(Collected data)
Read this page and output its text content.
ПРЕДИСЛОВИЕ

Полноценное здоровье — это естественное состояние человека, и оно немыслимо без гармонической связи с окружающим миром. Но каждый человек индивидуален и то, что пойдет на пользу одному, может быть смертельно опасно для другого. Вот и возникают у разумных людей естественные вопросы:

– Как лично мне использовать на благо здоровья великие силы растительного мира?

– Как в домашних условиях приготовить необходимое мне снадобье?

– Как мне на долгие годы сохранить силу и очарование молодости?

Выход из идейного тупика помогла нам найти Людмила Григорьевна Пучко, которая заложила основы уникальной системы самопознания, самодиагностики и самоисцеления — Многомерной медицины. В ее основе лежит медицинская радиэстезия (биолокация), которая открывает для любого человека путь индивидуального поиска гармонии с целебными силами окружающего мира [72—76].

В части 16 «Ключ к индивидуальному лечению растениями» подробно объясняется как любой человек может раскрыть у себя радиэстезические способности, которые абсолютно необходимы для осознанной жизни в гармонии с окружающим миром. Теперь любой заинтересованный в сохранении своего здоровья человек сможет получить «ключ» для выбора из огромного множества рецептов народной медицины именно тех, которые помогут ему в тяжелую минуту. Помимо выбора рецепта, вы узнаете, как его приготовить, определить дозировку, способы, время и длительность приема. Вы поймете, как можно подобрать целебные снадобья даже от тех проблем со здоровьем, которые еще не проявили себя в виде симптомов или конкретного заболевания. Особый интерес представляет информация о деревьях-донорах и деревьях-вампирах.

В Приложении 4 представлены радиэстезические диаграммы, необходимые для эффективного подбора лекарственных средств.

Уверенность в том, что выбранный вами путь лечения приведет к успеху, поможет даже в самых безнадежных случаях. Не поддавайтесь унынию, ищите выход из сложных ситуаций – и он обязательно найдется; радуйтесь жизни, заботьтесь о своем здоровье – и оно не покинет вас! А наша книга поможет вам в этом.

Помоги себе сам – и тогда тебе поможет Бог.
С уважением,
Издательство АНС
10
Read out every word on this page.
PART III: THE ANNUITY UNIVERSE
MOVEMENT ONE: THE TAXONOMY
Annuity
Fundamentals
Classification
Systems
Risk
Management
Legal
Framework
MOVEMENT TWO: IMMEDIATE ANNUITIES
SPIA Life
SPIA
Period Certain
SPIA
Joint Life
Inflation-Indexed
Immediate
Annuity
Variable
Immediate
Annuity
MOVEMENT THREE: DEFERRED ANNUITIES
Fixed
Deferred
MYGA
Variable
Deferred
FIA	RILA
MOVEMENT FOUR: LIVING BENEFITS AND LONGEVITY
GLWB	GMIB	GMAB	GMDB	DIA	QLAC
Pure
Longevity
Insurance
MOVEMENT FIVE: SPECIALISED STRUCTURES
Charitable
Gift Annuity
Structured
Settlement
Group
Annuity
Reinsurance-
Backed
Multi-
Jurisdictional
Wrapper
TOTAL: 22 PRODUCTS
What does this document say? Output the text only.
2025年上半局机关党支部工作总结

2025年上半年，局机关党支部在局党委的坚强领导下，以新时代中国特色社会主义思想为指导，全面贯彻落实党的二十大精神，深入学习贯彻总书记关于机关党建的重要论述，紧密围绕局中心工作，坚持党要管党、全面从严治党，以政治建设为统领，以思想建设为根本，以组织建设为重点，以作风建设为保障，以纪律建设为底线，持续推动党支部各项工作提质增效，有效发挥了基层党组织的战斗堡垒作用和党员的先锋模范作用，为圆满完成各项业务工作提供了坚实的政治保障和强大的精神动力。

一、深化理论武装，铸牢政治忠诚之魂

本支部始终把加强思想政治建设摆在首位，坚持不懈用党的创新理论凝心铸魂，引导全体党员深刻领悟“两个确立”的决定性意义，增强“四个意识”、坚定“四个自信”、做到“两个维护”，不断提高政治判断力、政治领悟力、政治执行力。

**Exercise requirements:**
Copy out the lines from the line containing "Read out every word on this page." to the end of the listing above, without alteration.

**Solved problem:**
Read out every word on this page.
PART III: THE ANNUITY UNIVERSE
MOVEMENT ONE: THE TAXONOMY
Annuity
Fundamentals
Classification
Systems
Risk
Management
Legal
Framework
MOVEMENT TWO: IMMEDIATE ANNUITIES
SPIA Life
SPIA
Period Certain
SPIA
Joint Life
Inflation-Indexed
Immediate
Annuity
Variable
Immediate
Annuity
MOVEMENT THREE: DEFERRED ANNUITIES
Fixed
Deferred
MYGA
Variable
Deferred
FIA	RILA
MOVEMENT FOUR: LIVING BENEFITS AND LONGEVITY
GLWB	GMIB	GMAB	GMDB	DIA	QLAC
Pure
Longevity
Insurance
MOVEMENT FIVE: SPECIALISED STRUCTURES
Charitable
Gift Annuity
Structured
Settlement
Group
Annuity
Reinsurance-
Backed
Multi-
Jurisdictional
Wrapper
TOTAL: 22 PRODUCTS
What does this document say? Output the text only.
2025年上半局机关党支部工作总结

2025年上半年，局机关党支部在局党委的坚强领导下，以新时代中国特色社会主义思想为指导，全面贯彻落实党的二十大精神，深入学习贯彻总书记关于机关党建的重要论述，紧密围绕局中心工作，坚持党要管党、全面从严治党，以政治建设为统领，以思想建设为根本，以组织建设为重点，以作风建设为保障，以纪律建设为底线，持续推动党支部各项工作提质增效，有效发挥了基层党组织的战斗堡垒作用和党员的先锋模范作用，为圆满完成各项业务工作提供了坚实的政治保障和强大的精神动力。

一、深化理论武装，铸牢政治忠诚之魂

本支部始终把加强思想政治建设摆在首位，坚持不懈用党的创新理论凝心铸魂，引导全体党员深刻领悟“两个确立”的决定性意义，增强“四个意识”、坚定“四个自信”、做到“两个维护”，不断提高政治判断力、政治领悟力、政治执行力。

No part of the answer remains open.